* **What needs to be done**: Pull out every line with the word "this".
>>>
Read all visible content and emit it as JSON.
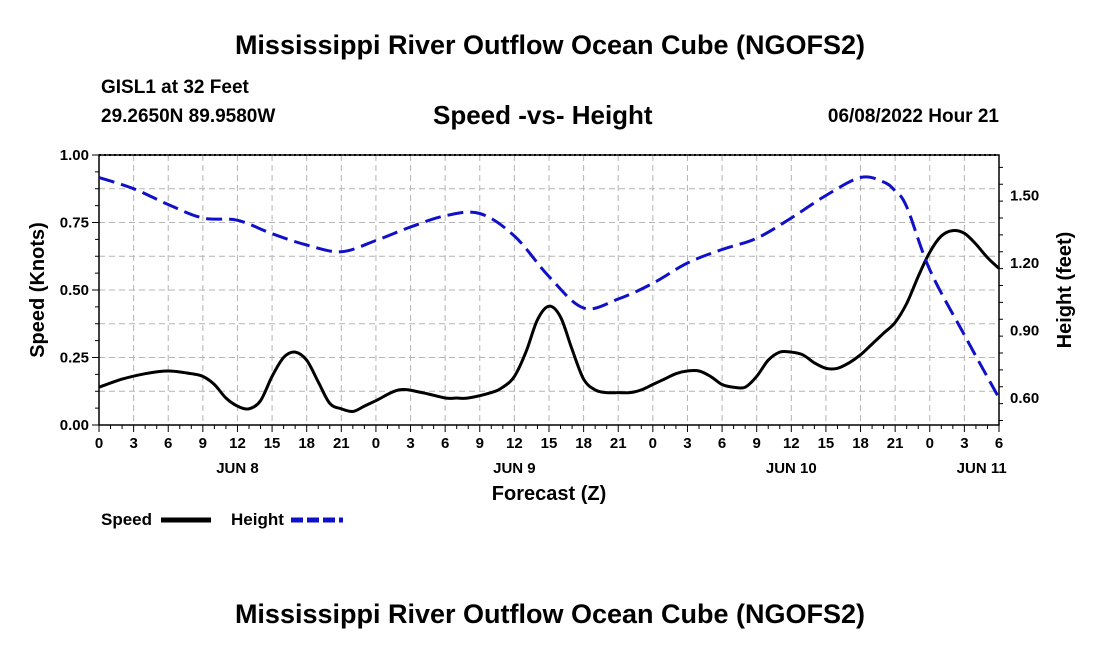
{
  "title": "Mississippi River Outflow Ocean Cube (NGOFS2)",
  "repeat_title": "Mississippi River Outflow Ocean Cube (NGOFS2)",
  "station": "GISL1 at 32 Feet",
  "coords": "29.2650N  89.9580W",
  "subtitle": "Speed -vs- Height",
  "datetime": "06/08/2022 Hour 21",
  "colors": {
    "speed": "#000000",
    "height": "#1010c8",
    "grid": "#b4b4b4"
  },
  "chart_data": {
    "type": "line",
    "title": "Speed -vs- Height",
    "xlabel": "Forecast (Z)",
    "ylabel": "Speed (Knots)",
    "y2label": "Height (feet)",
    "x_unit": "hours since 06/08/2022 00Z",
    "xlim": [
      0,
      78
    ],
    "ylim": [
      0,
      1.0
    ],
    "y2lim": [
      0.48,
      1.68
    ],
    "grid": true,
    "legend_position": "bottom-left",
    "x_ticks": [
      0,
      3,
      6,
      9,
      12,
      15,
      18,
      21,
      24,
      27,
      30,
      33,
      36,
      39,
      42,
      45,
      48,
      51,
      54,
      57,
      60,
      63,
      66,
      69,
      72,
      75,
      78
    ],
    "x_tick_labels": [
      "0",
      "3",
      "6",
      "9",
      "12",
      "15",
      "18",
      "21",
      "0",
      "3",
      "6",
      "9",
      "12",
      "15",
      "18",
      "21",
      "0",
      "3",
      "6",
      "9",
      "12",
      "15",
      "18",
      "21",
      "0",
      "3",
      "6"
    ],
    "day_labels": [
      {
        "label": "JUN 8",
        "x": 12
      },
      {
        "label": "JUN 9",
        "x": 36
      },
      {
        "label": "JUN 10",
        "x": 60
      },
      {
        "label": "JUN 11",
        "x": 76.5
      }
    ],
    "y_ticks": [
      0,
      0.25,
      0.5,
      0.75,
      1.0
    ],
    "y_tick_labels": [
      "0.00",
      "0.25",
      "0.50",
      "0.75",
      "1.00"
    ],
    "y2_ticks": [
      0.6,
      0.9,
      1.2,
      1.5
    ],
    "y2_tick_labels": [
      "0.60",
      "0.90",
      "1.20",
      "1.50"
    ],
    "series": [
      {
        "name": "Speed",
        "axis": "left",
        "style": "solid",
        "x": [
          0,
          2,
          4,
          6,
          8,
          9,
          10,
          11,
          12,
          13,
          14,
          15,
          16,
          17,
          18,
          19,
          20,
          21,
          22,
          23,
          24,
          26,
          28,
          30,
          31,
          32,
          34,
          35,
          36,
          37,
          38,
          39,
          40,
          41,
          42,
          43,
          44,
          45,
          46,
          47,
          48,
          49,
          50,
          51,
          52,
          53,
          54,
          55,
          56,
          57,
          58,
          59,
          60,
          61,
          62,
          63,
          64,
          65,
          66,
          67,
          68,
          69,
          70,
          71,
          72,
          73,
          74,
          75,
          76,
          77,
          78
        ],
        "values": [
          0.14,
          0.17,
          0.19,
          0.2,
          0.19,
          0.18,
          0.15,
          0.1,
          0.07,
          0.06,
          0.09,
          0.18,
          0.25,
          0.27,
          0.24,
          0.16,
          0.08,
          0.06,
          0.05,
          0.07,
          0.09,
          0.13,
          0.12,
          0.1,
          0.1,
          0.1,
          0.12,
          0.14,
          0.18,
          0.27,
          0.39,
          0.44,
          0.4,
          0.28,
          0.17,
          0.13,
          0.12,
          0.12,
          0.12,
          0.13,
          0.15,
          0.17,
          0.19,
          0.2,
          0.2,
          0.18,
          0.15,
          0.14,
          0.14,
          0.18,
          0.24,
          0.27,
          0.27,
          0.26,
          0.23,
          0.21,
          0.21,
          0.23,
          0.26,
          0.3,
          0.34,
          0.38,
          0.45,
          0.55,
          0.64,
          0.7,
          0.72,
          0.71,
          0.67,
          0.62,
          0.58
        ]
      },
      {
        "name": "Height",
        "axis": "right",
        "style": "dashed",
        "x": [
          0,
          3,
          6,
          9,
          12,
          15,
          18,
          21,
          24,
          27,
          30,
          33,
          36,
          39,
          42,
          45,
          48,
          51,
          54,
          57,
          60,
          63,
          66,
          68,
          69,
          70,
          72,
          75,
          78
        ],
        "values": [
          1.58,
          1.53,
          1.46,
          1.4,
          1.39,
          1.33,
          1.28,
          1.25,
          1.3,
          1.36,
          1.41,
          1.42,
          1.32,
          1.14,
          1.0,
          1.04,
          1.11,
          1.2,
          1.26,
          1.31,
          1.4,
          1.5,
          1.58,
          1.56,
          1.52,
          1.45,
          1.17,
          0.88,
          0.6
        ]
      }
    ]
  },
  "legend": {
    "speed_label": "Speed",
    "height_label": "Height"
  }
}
<<<
>>>
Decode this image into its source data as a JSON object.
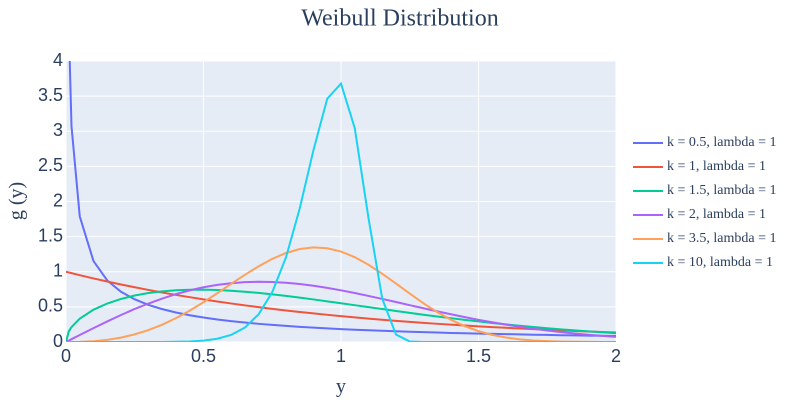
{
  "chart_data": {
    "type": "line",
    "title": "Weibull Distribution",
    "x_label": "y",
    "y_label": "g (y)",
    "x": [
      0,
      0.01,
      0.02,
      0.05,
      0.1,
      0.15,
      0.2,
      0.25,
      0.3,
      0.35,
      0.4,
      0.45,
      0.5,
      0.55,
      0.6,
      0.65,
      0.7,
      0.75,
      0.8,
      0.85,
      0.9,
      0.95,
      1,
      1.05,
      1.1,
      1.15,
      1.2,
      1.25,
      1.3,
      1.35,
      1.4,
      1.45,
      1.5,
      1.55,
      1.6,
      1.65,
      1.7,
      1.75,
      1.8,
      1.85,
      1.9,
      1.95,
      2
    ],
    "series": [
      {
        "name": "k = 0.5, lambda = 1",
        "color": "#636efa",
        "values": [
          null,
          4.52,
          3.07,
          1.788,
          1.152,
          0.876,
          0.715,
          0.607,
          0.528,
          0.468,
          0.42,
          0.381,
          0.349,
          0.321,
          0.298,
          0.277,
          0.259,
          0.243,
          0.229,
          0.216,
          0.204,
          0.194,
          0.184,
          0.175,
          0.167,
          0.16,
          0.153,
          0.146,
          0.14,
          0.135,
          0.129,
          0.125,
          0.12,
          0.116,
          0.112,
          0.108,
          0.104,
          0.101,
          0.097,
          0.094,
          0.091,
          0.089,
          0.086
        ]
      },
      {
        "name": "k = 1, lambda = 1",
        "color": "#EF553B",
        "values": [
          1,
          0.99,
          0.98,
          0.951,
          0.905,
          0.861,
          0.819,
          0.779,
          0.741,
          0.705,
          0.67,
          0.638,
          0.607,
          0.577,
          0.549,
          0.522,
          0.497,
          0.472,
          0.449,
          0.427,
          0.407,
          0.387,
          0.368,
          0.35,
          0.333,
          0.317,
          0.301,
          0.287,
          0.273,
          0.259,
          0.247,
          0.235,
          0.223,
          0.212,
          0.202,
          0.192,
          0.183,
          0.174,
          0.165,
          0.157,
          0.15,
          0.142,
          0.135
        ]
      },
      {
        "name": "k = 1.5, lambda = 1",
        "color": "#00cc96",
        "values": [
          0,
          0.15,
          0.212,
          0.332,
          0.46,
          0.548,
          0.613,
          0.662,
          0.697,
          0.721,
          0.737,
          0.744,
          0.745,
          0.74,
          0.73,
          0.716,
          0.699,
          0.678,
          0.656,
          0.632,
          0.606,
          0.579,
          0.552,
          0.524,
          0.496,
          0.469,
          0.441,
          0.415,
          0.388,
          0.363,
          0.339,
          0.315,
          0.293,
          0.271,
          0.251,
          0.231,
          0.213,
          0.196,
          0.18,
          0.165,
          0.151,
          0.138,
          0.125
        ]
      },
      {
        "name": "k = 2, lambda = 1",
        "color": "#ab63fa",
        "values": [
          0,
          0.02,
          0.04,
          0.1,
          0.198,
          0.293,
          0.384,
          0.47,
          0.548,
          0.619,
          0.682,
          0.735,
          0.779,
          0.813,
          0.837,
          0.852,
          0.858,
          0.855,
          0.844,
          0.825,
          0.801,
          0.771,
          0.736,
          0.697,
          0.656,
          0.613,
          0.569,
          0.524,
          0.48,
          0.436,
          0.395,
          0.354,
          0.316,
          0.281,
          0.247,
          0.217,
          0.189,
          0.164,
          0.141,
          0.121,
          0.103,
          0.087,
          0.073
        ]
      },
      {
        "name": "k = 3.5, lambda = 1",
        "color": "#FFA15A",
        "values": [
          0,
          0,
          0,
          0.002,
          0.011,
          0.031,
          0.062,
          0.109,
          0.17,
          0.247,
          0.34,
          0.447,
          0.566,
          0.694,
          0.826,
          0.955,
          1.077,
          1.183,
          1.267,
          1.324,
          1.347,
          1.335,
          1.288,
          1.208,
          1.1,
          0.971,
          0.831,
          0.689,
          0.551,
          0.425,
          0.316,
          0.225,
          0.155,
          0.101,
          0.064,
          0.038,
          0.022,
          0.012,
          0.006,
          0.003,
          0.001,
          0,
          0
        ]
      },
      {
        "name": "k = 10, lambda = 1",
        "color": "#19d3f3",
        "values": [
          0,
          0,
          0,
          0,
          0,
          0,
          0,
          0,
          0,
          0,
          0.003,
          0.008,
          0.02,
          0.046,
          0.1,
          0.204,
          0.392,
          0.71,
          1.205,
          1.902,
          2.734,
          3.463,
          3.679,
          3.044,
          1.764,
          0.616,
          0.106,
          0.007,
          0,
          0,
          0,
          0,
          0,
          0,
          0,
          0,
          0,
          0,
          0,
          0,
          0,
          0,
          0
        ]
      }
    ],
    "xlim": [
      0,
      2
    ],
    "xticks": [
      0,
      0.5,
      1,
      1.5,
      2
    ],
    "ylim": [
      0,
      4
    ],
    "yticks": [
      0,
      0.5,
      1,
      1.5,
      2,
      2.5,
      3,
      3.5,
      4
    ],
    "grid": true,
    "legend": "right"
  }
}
<<<
>>>
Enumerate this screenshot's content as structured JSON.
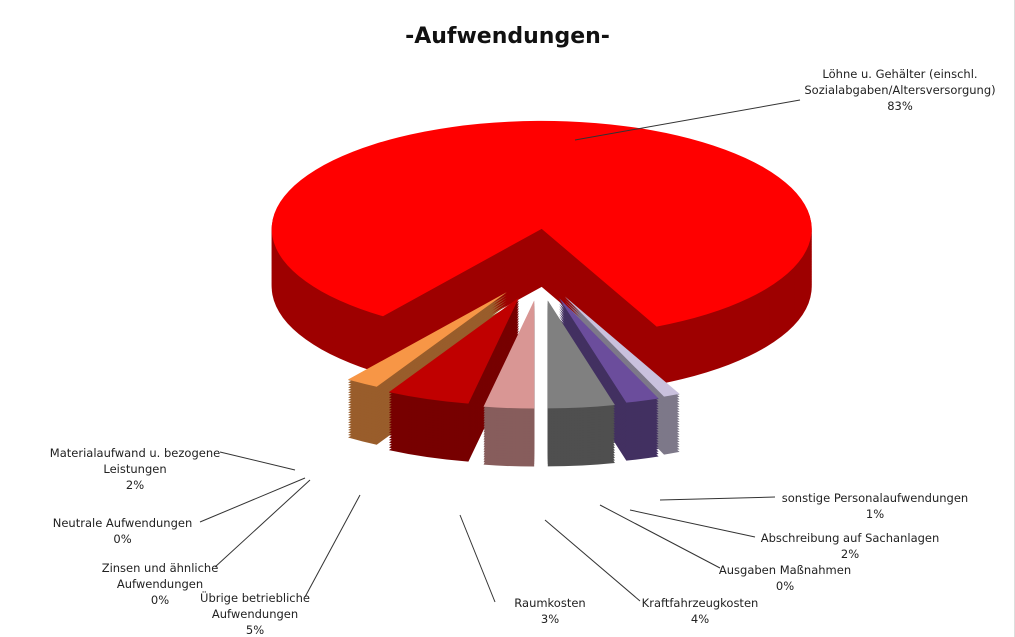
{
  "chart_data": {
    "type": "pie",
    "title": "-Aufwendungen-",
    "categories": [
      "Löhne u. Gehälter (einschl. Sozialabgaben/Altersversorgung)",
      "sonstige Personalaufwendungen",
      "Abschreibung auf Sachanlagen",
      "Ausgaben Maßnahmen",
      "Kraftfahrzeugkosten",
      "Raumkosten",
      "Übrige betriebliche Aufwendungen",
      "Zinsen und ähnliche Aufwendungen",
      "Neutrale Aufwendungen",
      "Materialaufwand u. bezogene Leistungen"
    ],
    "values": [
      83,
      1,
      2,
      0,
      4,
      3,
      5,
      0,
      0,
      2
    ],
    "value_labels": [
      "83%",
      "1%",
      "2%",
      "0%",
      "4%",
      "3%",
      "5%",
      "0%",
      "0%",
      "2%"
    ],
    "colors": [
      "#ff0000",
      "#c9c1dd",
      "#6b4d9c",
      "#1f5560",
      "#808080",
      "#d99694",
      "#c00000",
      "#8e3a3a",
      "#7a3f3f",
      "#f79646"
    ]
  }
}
<<<
* **Expected answer**:
Decode this image into its source data as a JSON object.
Enumerate this screenshot's content as structured JSON.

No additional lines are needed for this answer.